§ **Entries**:
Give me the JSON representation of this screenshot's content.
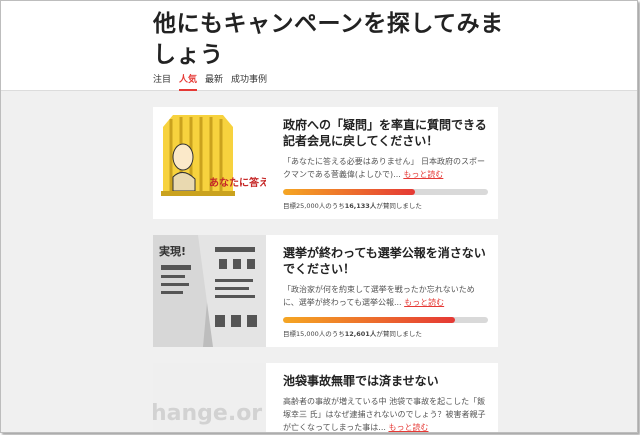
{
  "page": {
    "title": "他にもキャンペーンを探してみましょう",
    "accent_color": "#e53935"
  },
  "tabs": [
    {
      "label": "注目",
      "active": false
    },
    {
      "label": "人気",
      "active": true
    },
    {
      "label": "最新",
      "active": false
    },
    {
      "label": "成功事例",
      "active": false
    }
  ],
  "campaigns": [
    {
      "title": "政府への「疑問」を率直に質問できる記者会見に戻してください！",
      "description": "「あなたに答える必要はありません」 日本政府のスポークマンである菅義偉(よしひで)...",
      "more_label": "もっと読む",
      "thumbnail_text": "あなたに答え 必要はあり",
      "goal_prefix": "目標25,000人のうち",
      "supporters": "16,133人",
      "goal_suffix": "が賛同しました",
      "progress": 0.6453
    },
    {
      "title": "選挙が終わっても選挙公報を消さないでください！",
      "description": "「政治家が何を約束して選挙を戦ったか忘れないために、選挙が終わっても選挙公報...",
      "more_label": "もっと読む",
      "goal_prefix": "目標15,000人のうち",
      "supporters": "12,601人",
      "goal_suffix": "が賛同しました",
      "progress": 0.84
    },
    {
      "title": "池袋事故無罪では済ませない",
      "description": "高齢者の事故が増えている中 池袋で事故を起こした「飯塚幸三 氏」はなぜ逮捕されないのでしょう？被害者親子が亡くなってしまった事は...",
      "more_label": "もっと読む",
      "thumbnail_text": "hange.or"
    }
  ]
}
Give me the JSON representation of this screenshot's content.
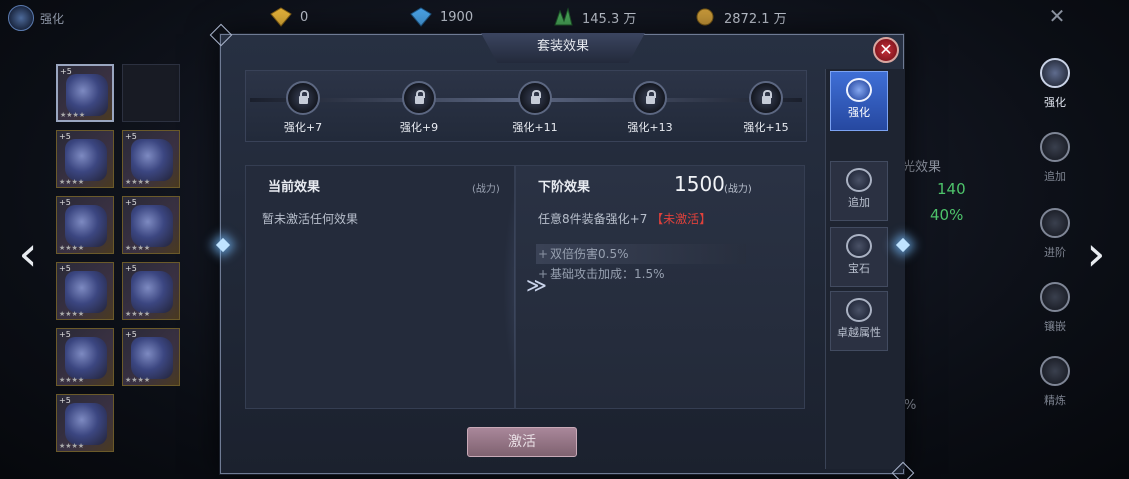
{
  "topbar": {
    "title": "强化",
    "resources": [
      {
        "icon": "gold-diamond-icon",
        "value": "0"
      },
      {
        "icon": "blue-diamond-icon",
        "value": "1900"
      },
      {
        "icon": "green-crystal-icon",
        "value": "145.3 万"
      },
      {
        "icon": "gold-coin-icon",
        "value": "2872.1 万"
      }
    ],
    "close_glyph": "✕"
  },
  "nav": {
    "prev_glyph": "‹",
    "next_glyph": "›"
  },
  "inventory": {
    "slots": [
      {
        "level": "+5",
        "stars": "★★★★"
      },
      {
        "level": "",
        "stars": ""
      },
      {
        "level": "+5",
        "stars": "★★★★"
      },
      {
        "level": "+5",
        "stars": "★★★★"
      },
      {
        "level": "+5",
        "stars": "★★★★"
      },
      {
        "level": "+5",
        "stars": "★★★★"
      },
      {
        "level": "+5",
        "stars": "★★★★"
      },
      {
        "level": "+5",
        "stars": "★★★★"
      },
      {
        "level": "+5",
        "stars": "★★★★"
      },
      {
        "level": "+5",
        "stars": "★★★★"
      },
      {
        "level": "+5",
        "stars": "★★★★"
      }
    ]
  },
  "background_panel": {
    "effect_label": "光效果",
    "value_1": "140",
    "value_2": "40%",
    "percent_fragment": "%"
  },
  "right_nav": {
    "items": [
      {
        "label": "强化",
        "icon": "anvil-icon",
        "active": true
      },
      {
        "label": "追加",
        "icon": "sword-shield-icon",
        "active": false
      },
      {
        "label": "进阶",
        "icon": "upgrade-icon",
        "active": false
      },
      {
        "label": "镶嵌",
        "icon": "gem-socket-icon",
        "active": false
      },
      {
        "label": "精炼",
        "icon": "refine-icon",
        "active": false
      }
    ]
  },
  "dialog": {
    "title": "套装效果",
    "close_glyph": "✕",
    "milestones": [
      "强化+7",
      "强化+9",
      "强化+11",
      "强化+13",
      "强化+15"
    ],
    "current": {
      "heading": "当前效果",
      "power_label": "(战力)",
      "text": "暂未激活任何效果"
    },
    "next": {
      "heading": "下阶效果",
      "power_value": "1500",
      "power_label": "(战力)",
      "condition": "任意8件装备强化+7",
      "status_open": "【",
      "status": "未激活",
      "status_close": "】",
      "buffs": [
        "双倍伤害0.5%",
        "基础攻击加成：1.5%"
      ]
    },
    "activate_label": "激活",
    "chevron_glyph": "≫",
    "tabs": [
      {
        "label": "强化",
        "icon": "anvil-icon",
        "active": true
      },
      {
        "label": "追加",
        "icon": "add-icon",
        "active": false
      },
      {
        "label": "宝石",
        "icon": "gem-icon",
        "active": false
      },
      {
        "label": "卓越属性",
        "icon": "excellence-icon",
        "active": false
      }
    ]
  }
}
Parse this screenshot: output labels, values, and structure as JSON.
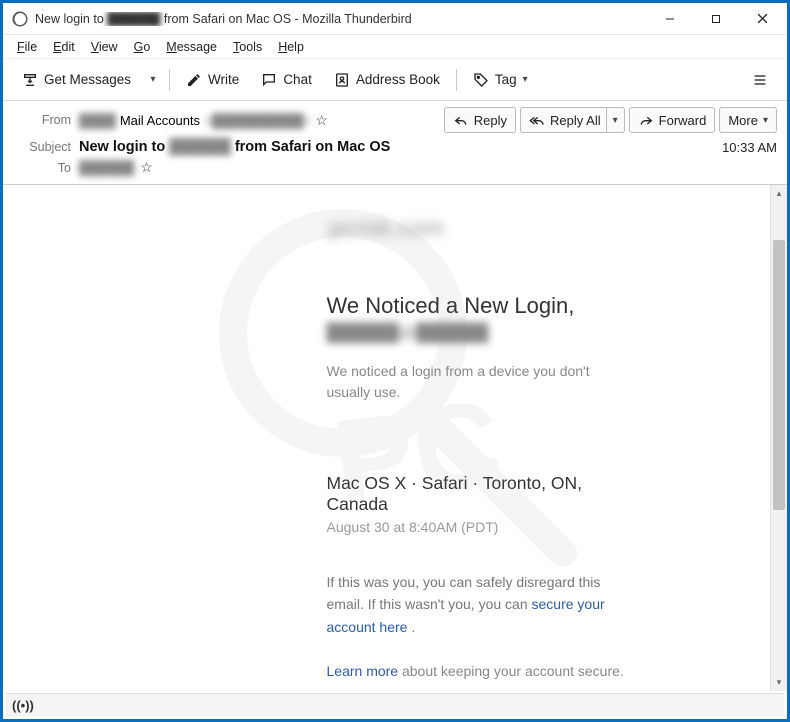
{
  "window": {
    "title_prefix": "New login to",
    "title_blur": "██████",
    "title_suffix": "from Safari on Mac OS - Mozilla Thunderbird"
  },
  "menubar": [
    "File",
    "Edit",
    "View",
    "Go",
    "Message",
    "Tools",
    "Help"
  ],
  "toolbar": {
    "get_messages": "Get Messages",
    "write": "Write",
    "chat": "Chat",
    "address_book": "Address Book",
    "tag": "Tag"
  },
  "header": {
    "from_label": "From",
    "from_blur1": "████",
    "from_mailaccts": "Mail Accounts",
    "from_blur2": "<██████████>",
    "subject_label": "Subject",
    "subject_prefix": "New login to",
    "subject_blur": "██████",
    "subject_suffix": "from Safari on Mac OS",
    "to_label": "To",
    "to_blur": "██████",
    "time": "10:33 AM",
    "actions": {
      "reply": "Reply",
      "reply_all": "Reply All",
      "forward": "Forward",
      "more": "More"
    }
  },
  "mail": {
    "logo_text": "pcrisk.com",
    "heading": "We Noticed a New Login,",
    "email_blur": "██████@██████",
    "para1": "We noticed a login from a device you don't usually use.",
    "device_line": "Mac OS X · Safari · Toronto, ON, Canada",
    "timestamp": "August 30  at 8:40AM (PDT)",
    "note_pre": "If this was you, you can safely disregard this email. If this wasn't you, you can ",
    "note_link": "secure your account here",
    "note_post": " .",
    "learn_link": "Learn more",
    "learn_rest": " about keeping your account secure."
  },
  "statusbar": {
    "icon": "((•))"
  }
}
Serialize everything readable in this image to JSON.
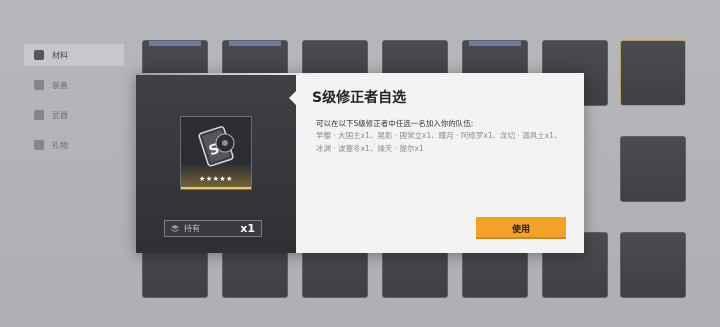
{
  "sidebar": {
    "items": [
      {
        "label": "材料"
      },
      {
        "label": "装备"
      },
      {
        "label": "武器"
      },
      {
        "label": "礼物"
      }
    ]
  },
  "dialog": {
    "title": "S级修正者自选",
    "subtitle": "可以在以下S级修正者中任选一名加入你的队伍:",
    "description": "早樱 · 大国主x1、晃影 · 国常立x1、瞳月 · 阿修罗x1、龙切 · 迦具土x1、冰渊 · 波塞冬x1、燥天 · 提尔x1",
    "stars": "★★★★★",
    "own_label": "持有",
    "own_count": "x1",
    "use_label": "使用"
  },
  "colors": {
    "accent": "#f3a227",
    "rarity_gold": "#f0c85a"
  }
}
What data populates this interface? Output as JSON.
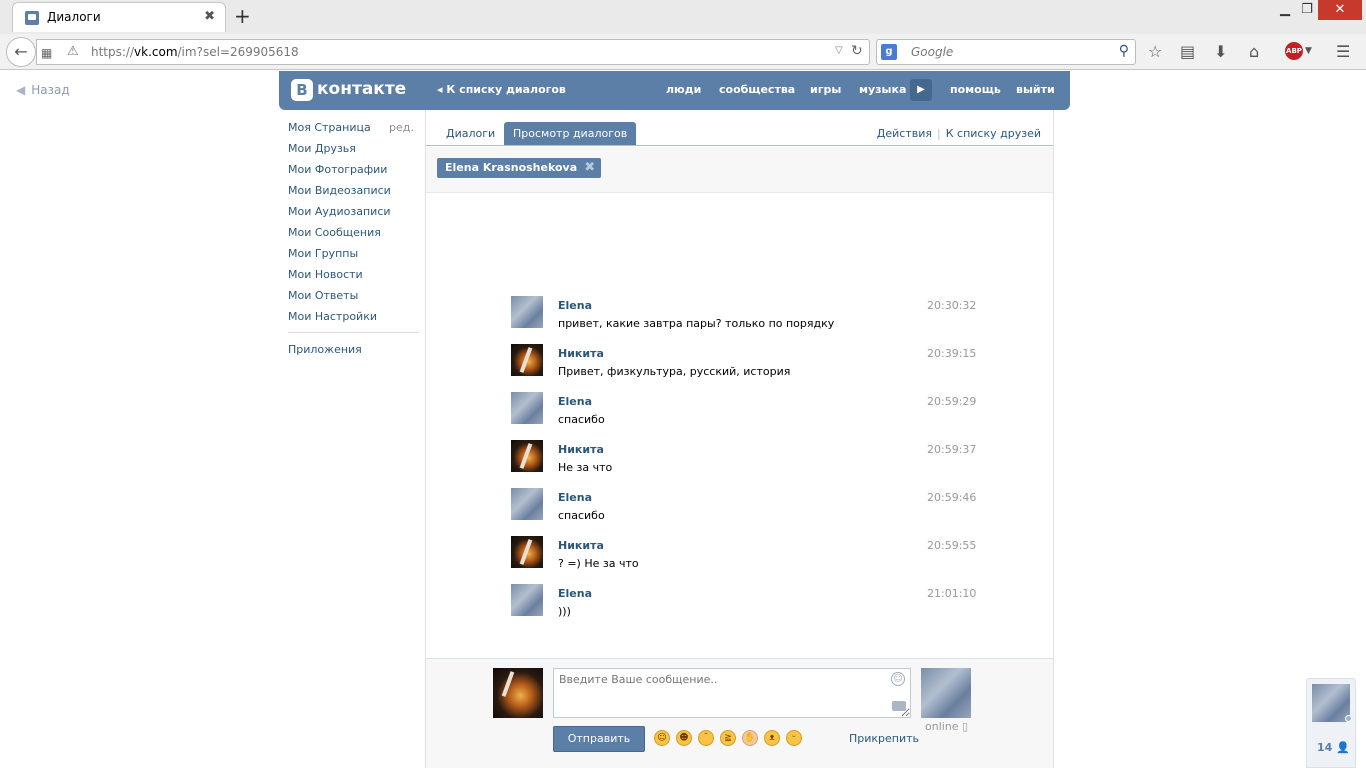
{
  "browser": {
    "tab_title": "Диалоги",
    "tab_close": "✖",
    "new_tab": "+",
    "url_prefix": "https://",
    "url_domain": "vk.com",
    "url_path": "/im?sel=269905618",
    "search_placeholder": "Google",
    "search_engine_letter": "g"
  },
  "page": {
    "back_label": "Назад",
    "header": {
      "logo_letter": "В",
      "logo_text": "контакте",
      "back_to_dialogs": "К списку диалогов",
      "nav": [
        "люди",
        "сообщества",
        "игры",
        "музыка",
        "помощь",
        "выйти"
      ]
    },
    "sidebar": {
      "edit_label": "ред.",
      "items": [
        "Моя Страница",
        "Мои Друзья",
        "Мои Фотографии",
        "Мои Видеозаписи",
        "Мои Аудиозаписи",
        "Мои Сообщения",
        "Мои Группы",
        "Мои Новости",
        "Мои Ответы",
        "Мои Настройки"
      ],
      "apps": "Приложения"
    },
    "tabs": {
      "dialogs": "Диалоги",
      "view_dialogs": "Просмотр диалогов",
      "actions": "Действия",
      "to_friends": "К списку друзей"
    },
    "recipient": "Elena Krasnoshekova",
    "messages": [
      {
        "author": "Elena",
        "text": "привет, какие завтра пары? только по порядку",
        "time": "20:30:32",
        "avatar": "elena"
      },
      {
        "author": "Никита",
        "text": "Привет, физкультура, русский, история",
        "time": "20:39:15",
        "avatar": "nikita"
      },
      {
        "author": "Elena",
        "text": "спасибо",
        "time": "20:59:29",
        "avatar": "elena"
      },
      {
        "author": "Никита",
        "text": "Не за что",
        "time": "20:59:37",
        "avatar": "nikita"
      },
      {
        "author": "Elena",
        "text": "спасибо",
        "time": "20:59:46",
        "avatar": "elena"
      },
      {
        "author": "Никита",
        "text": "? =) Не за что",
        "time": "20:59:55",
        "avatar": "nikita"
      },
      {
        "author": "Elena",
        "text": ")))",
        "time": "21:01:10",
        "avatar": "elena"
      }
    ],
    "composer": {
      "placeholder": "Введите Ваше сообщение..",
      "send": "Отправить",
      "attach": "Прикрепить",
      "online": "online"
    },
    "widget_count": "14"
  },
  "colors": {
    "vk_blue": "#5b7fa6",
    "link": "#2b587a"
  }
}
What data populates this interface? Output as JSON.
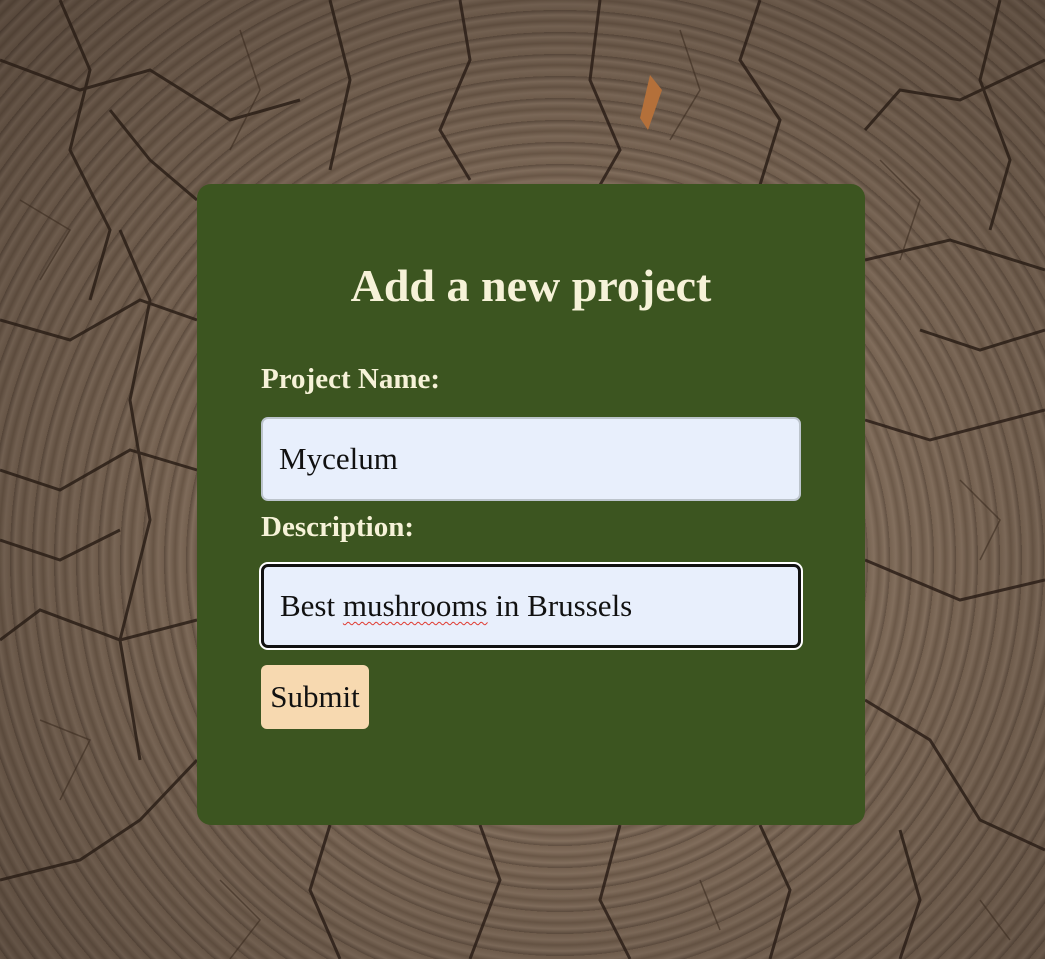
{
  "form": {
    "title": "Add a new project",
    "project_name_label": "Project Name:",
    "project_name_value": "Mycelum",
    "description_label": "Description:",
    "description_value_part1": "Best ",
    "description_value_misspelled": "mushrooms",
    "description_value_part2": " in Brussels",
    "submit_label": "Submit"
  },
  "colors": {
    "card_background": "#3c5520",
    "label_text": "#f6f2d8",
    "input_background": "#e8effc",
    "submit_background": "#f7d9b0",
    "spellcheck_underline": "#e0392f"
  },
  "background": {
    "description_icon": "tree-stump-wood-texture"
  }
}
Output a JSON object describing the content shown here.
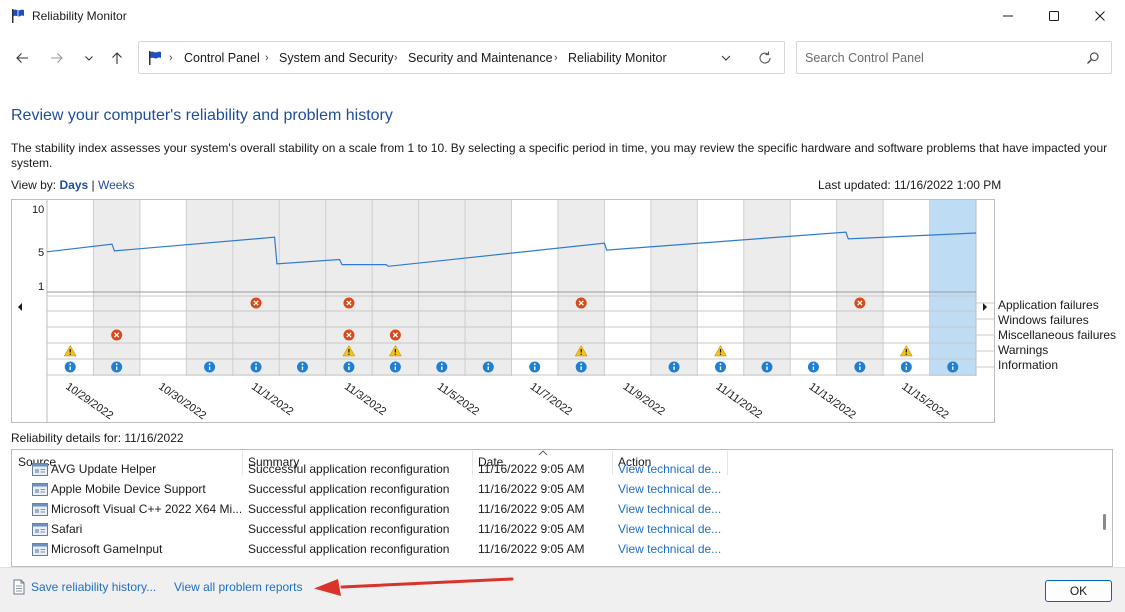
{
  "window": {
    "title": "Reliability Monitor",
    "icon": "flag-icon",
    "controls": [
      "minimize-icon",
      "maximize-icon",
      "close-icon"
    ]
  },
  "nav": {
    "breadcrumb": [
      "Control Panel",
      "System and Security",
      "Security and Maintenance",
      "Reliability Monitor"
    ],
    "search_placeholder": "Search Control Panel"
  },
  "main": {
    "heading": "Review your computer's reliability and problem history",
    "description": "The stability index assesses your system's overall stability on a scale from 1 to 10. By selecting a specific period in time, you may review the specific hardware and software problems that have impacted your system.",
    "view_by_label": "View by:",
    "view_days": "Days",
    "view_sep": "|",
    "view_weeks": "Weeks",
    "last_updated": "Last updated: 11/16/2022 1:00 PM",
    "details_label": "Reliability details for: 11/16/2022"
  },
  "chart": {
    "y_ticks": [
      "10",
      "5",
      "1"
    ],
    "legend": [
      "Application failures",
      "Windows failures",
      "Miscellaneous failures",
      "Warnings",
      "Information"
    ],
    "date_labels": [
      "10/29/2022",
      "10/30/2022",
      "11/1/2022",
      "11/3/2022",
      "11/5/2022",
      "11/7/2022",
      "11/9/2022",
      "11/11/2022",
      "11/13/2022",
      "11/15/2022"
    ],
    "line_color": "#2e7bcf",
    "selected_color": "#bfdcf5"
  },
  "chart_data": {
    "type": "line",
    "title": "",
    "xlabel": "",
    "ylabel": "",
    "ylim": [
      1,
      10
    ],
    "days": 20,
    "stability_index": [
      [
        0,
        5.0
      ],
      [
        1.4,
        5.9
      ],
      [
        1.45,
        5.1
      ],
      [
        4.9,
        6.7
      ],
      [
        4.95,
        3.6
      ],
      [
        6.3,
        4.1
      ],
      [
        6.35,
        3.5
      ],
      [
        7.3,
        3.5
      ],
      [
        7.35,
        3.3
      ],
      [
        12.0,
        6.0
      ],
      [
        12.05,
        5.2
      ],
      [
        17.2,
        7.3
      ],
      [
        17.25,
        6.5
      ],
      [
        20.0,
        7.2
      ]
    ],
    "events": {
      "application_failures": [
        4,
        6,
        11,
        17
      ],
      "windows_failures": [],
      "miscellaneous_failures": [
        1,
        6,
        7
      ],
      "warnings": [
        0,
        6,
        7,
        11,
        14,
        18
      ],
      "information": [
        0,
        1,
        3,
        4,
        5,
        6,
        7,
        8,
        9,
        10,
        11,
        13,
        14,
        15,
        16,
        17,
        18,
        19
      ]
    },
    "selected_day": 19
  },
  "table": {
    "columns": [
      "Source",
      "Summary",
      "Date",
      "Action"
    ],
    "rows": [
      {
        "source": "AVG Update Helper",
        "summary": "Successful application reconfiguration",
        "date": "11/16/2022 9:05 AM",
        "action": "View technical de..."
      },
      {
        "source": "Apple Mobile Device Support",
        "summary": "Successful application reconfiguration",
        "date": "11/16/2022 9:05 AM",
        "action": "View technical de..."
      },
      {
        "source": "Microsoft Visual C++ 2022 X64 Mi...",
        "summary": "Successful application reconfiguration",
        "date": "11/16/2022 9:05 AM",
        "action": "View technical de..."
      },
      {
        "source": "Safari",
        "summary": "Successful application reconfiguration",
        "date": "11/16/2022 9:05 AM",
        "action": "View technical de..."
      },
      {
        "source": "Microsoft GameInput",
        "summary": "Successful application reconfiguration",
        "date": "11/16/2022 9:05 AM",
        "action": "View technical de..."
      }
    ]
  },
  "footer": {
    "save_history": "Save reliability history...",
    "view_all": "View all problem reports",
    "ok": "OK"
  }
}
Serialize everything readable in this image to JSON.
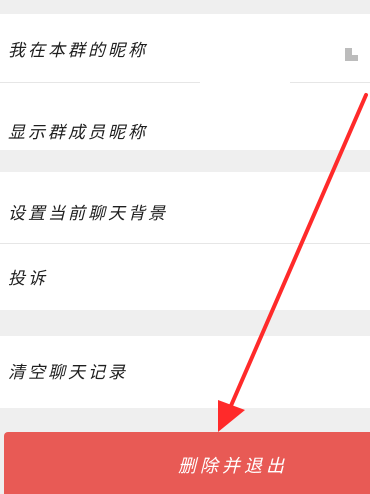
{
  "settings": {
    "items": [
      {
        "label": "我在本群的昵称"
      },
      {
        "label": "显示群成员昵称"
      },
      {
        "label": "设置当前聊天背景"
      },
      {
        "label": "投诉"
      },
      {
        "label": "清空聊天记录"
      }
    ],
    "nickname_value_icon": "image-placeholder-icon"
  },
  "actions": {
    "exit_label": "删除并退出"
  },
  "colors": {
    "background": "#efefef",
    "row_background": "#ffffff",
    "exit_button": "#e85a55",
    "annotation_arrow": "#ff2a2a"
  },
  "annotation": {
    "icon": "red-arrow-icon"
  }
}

§ **Problem requirements**:
Locate all lines that include the word "Safari" and copy them out.

§ **Task solution**:
    "title_suffix": "from Safari on Mac OS - Mozilla Thunderbird"
    "subject_suffix": "from Safari on Mac OS",
    "device_line": "Mac OS X · Safari · Toronto, ON, Canada",
        "source": "Safari",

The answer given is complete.